#### TASK DETAILS:
Retype the complete listing exactly as it appears.

(Extracted records)
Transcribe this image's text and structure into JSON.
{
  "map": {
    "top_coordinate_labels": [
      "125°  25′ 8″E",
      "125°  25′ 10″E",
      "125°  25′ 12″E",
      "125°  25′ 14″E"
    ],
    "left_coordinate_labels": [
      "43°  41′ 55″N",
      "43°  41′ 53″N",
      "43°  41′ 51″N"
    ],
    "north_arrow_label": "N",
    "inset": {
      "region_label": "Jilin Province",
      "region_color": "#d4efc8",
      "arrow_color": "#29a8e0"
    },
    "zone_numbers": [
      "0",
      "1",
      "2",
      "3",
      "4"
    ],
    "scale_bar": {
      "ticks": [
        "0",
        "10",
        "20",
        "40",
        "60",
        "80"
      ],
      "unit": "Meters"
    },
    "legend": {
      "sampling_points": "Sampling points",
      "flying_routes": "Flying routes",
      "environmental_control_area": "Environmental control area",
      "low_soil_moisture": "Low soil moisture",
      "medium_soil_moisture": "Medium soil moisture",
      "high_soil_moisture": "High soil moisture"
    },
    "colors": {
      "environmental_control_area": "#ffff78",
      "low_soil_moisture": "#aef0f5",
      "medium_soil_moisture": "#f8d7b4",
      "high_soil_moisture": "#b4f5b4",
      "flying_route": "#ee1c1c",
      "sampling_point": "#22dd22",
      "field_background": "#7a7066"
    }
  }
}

#### THE ANSWER:
Transcribe this image's text and structure into JSON.
{
  "map": {
    "top_coordinate_labels": [
      "125°  25′ 8″E",
      "125°  25′ 10″E",
      "125°  25′ 12″E",
      "125°  25′ 14″E"
    ],
    "left_coordinate_labels": [
      "43°  41′ 55″N",
      "43°  41′ 53″N",
      "43°  41′ 51″N"
    ],
    "north_arrow_label": "N",
    "inset": {
      "region_label": "Jilin Province",
      "region_color": "#d4efc8",
      "arrow_color": "#29a8e0"
    },
    "zone_numbers": [
      "0",
      "1",
      "2",
      "3",
      "4"
    ],
    "scale_bar": {
      "ticks": [
        "0",
        "10",
        "20",
        "40",
        "60",
        "80"
      ],
      "unit": "Meters"
    },
    "legend": {
      "sampling_points": "Sampling points",
      "flying_routes": "Flying routes",
      "environmental_control_area": "Environmental control area",
      "low_soil_moisture": "Low soil moisture",
      "medium_soil_moisture": "Medium soil moisture",
      "high_soil_moisture": "High soil moisture"
    },
    "colors": {
      "environmental_control_area": "#ffff78",
      "low_soil_moisture": "#aef0f5",
      "medium_soil_moisture": "#f8d7b4",
      "high_soil_moisture": "#b4f5b4",
      "flying_route": "#ee1c1c",
      "sampling_point": "#22dd22",
      "field_background": "#7a7066"
    }
  }
}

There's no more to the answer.